Saved entries:
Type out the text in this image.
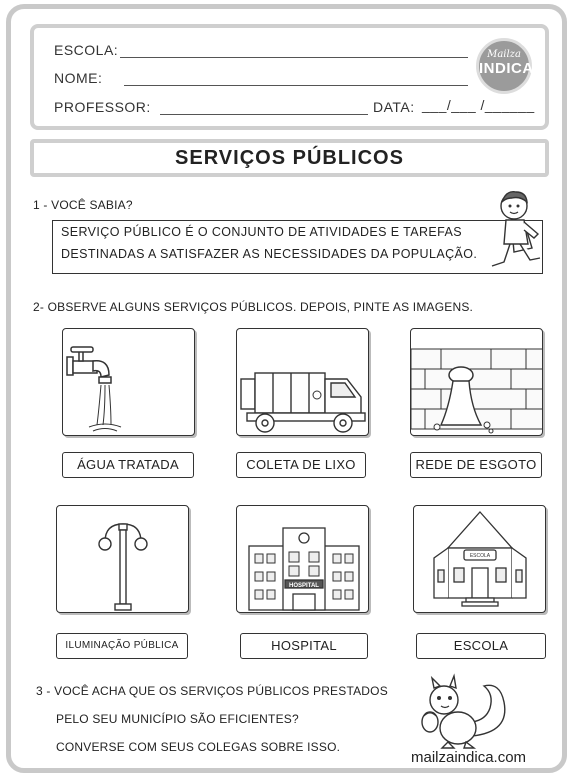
ESCOLA:
NOME:
PROFESSOR:	DATA: ___/___ /______
Mailza
INDICA
SERVIÇOS PÚBLICOS
1 - VOCÊ SABIA?
SERVIÇO PÚBLICO É O CONJUNTO DE ATIVIDADES E TAREFAS
DESTINADAS A SATISFAZER AS NECESSIDADES DA POPULAÇÃO.
2- OBSERVE ALGUNS SERVIÇOS PÚBLICOS. DEPOIS, PINTE AS IMAGENS.
ÁGUA TRATADA	COLETA DE LIXO	REDE DE ESGOTO
ILUMINAÇÃO PÚBLICA
HOSPITAL
HOSPITAL
ESCOLA
ESCOLA
3 - VOCÊ ACHA QUE OS SERVIÇOS PÚBLICOS PRESTADOS
PELO SEU MUNICÍPIO SÃO EFICIENTES?
CONVERSE COM SEUS COLEGAS SOBRE ISSO.
mailzaindica.com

§ Aim of the exercise
Working from the lines above, reproduce the material exactly and exclude its pictures.

§ Answer to the problem
Type out the text in this image.
ESCOLA:
NOME:
PROFESSOR:	DATA: ___/___ /______
Mailza
INDICA
SERVIÇOS PÚBLICOS
1 - VOCÊ SABIA?
SERVIÇO PÚBLICO É O CONJUNTO DE ATIVIDADES E TAREFAS
DESTINADAS A SATISFAZER AS NECESSIDADES DA POPULAÇÃO.
2- OBSERVE ALGUNS SERVIÇOS PÚBLICOS. DEPOIS, PINTE AS IMAGENS.
ÁGUA TRATADA	COLETA DE LIXO	REDE DE ESGOTO
ILUMINAÇÃO PÚBLICA
HOSPITAL
HOSPITAL
ESCOLA
ESCOLA
3 - VOCÊ ACHA QUE OS SERVIÇOS PÚBLICOS PRESTADOS
PELO SEU MUNICÍPIO SÃO EFICIENTES?
CONVERSE COM SEUS COLEGAS SOBRE ISSO.
mailzaindica.com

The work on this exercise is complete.